**Stated task:** Search the records below for the word "back". Pull out each line that has it.

**Dataset content:**

==========

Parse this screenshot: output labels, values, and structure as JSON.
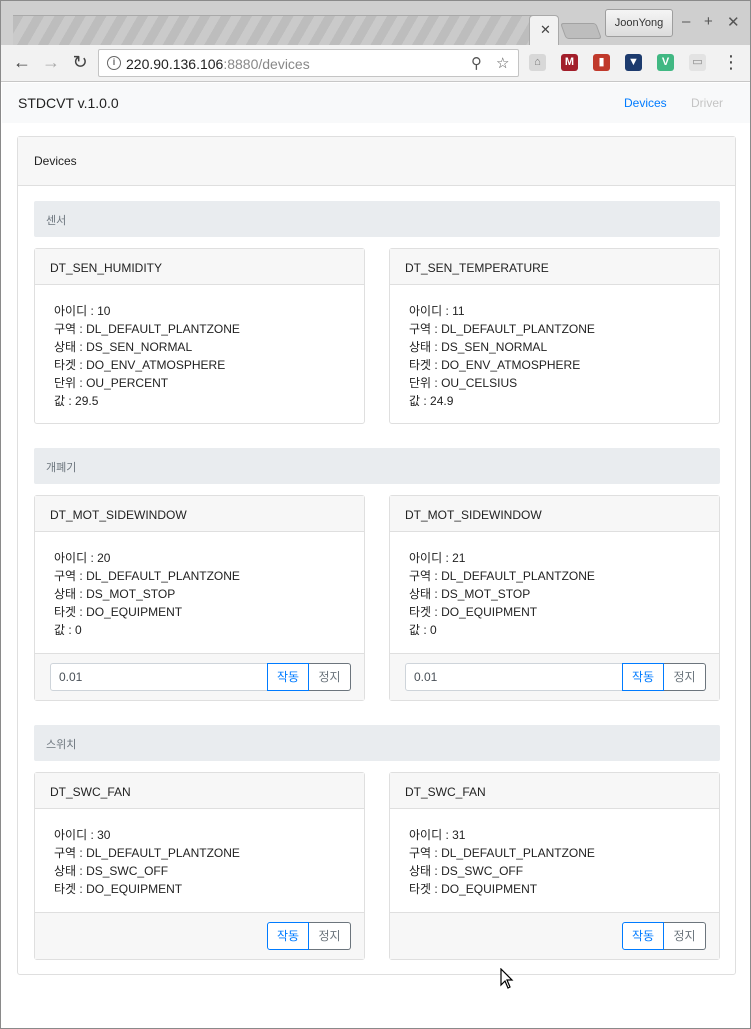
{
  "browser": {
    "profile_name": "JoonYong",
    "url_host": "220.90.136.106",
    "url_rest": ":8880/devices"
  },
  "app": {
    "brand": "STDCVT  v.1.0.0",
    "nav": {
      "devices": "Devices",
      "driver": "Driver"
    },
    "page_header": "Devices"
  },
  "sections": {
    "sensor": {
      "title": "센서",
      "cards": [
        {
          "name": "DT_SEN_HUMIDITY",
          "id": "아이디 : 10",
          "zone": "구역 : DL_DEFAULT_PLANTZONE",
          "status": "상태 : DS_SEN_NORMAL",
          "target": "타겟 : DO_ENV_ATMOSPHERE",
          "unit": "단위 : OU_PERCENT",
          "value": "값 : 29.5"
        },
        {
          "name": "DT_SEN_TEMPERATURE",
          "id": "아이디 : 11",
          "zone": "구역 : DL_DEFAULT_PLANTZONE",
          "status": "상태 : DS_SEN_NORMAL",
          "target": "타겟 : DO_ENV_ATMOSPHERE",
          "unit": "단위 : OU_CELSIUS",
          "value": "값 : 24.9"
        }
      ]
    },
    "motor": {
      "title": "개폐기",
      "cards": [
        {
          "name": "DT_MOT_SIDEWINDOW",
          "id": "아이디 : 20",
          "zone": "구역 : DL_DEFAULT_PLANTZONE",
          "status": "상태 : DS_MOT_STOP",
          "target": "타겟 : DO_EQUIPMENT",
          "value": "값 : 0",
          "input_value": "0.01",
          "run_label": "작동",
          "stop_label": "정지"
        },
        {
          "name": "DT_MOT_SIDEWINDOW",
          "id": "아이디 : 21",
          "zone": "구역 : DL_DEFAULT_PLANTZONE",
          "status": "상태 : DS_MOT_STOP",
          "target": "타겟 : DO_EQUIPMENT",
          "value": "값 : 0",
          "input_value": "0.01",
          "run_label": "작동",
          "stop_label": "정지"
        }
      ]
    },
    "switch": {
      "title": "스위치",
      "cards": [
        {
          "name": "DT_SWC_FAN",
          "id": "아이디 : 30",
          "zone": "구역 : DL_DEFAULT_PLANTZONE",
          "status": "상태 : DS_SWC_OFF",
          "target": "타겟 : DO_EQUIPMENT",
          "run_label": "작동",
          "stop_label": "정지"
        },
        {
          "name": "DT_SWC_FAN",
          "id": "아이디 : 31",
          "zone": "구역 : DL_DEFAULT_PLANTZONE",
          "status": "상태 : DS_SWC_OFF",
          "target": "타겟 : DO_EQUIPMENT",
          "run_label": "작동",
          "stop_label": "정지"
        }
      ]
    }
  },
  "icons": {
    "back": "arrow-left-icon",
    "forward": "arrow-right-icon",
    "reload": "reload-icon",
    "info": "info-icon",
    "zoom": "magnifier-icon",
    "bookmark": "star-icon",
    "menu": "kebab-menu-icon"
  },
  "colors": {
    "primary": "#007bff",
    "secondary": "#6c757d",
    "section_bg": "#e9ecef",
    "card_header_bg": "#f7f7f7"
  }
}
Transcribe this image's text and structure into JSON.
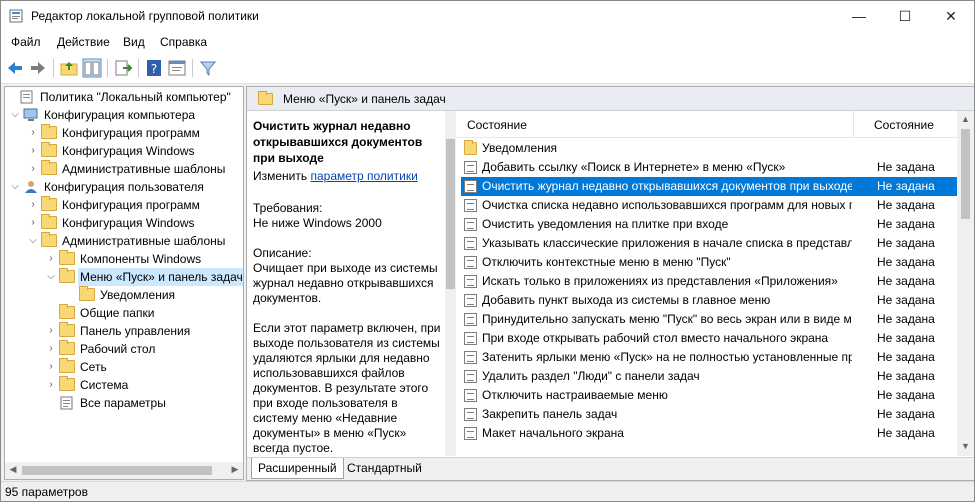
{
  "window": {
    "title": "Редактор локальной групповой политики",
    "minimize": "—",
    "maximize": "☐",
    "close": "✕"
  },
  "menu": [
    "Файл",
    "Действие",
    "Вид",
    "Справка"
  ],
  "toolbar_icons": [
    "back-arrow-icon",
    "forward-arrow-icon",
    "up-folder-icon",
    "show-hide-tree-icon",
    "export-list-icon",
    "help-icon",
    "properties-icon",
    "filter-icon"
  ],
  "tree": [
    {
      "label": "Политика \"Локальный компьютер\"",
      "depth": 0,
      "icon": "policy-icon",
      "arrow": ""
    },
    {
      "label": "Конфигурация компьютера",
      "depth": 1,
      "icon": "computer-icon",
      "arrow": "expanded"
    },
    {
      "label": "Конфигурация программ",
      "depth": 2,
      "icon": "folder-icon",
      "arrow": "collapsed"
    },
    {
      "label": "Конфигурация Windows",
      "depth": 2,
      "icon": "folder-icon",
      "arrow": "collapsed"
    },
    {
      "label": "Административные шаблоны",
      "depth": 2,
      "icon": "folder-icon",
      "arrow": "collapsed"
    },
    {
      "label": "Конфигурация пользователя",
      "depth": 1,
      "icon": "user-icon",
      "arrow": "expanded"
    },
    {
      "label": "Конфигурация программ",
      "depth": 2,
      "icon": "folder-icon",
      "arrow": "collapsed"
    },
    {
      "label": "Конфигурация Windows",
      "depth": 2,
      "icon": "folder-icon",
      "arrow": "collapsed"
    },
    {
      "label": "Административные шаблоны",
      "depth": 2,
      "icon": "folder-icon",
      "arrow": "expanded"
    },
    {
      "label": "Компоненты Windows",
      "depth": 3,
      "icon": "folder-icon",
      "arrow": "collapsed"
    },
    {
      "label": "Меню «Пуск» и панель задач",
      "depth": 3,
      "icon": "folder-icon",
      "arrow": "expanded",
      "selected": true
    },
    {
      "label": "Уведомления",
      "depth": 4,
      "icon": "folder-icon",
      "arrow": ""
    },
    {
      "label": "Общие папки",
      "depth": 3,
      "icon": "folder-icon",
      "arrow": ""
    },
    {
      "label": "Панель управления",
      "depth": 3,
      "icon": "folder-icon",
      "arrow": "collapsed"
    },
    {
      "label": "Рабочий стол",
      "depth": 3,
      "icon": "folder-icon",
      "arrow": "collapsed"
    },
    {
      "label": "Сеть",
      "depth": 3,
      "icon": "folder-icon",
      "arrow": "collapsed"
    },
    {
      "label": "Система",
      "depth": 3,
      "icon": "folder-icon",
      "arrow": "collapsed"
    },
    {
      "label": "Все параметры",
      "depth": 3,
      "icon": "all-settings-icon",
      "arrow": ""
    }
  ],
  "right_header": "Меню «Пуск» и панель задач",
  "description": {
    "title": "Очистить журнал недавно открывавшихся документов при выходе",
    "edit_prefix": "Изменить ",
    "edit_link": "параметр политики",
    "requirements_label": "Требования:",
    "requirements_value": "Не ниже Windows 2000",
    "description_label": "Описание:",
    "description_text": "Очищает при выходе из системы журнал недавно открывавшихся документов.",
    "details_text": "Если этот параметр включен, при выходе пользователя из системы удаляются ярлыки для недавно использовавшихся файлов документов. В результате этого при входе пользователя в систему меню «Недавние документы» в меню «Пуск» всегда пустое."
  },
  "list": {
    "col_name": "Состояние",
    "col_state": "Состояние",
    "rows": [
      {
        "name": "Уведомления",
        "state": "",
        "icon": "folder-icon"
      },
      {
        "name": "Добавить ссылку «Поиск в Интернете» в меню «Пуск»",
        "state": "Не задана",
        "icon": "policy-setting-icon"
      },
      {
        "name": "Очистить журнал недавно открывавшихся документов при выходе",
        "state": "Не задана",
        "icon": "policy-setting-icon",
        "selected": true
      },
      {
        "name": "Очистка списка недавно использовавшихся программ для новых пользователей",
        "state": "Не задана",
        "icon": "policy-setting-icon"
      },
      {
        "name": "Очистить уведомления на плитке при входе",
        "state": "Не задана",
        "icon": "policy-setting-icon"
      },
      {
        "name": "Указывать классические приложения в начале списка в представлении",
        "state": "Не задана",
        "icon": "policy-setting-icon"
      },
      {
        "name": "Отключить контекстные меню в меню \"Пуск\"",
        "state": "Не задана",
        "icon": "policy-setting-icon"
      },
      {
        "name": "Искать только в приложениях из представления «Приложения»",
        "state": "Не задана",
        "icon": "policy-setting-icon"
      },
      {
        "name": "Добавить пункт выхода из системы в главное меню",
        "state": "Не задана",
        "icon": "policy-setting-icon"
      },
      {
        "name": "Принудительно запускать меню \"Пуск\" во весь экран или в виде меню",
        "state": "Не задана",
        "icon": "policy-setting-icon"
      },
      {
        "name": "При входе открывать рабочий стол вместо начального экрана",
        "state": "Не задана",
        "icon": "policy-setting-icon"
      },
      {
        "name": "Затенить ярлыки меню «Пуск» на не полностью установленные программы",
        "state": "Не задана",
        "icon": "policy-setting-icon"
      },
      {
        "name": "Удалить раздел \"Люди\" с панели задач",
        "state": "Не задана",
        "icon": "policy-setting-icon"
      },
      {
        "name": "Отключить настраиваемые меню",
        "state": "Не задана",
        "icon": "policy-setting-icon"
      },
      {
        "name": "Закрепить панель задач",
        "state": "Не задана",
        "icon": "policy-setting-icon"
      },
      {
        "name": "Макет начального экрана",
        "state": "Не задана",
        "icon": "policy-setting-icon"
      }
    ]
  },
  "tabs": [
    "Расширенный",
    "Стандартный"
  ],
  "status": "95 параметров"
}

==========

**In response:**
    "back": "arrow-left-icon",
    "back-arrow-icon",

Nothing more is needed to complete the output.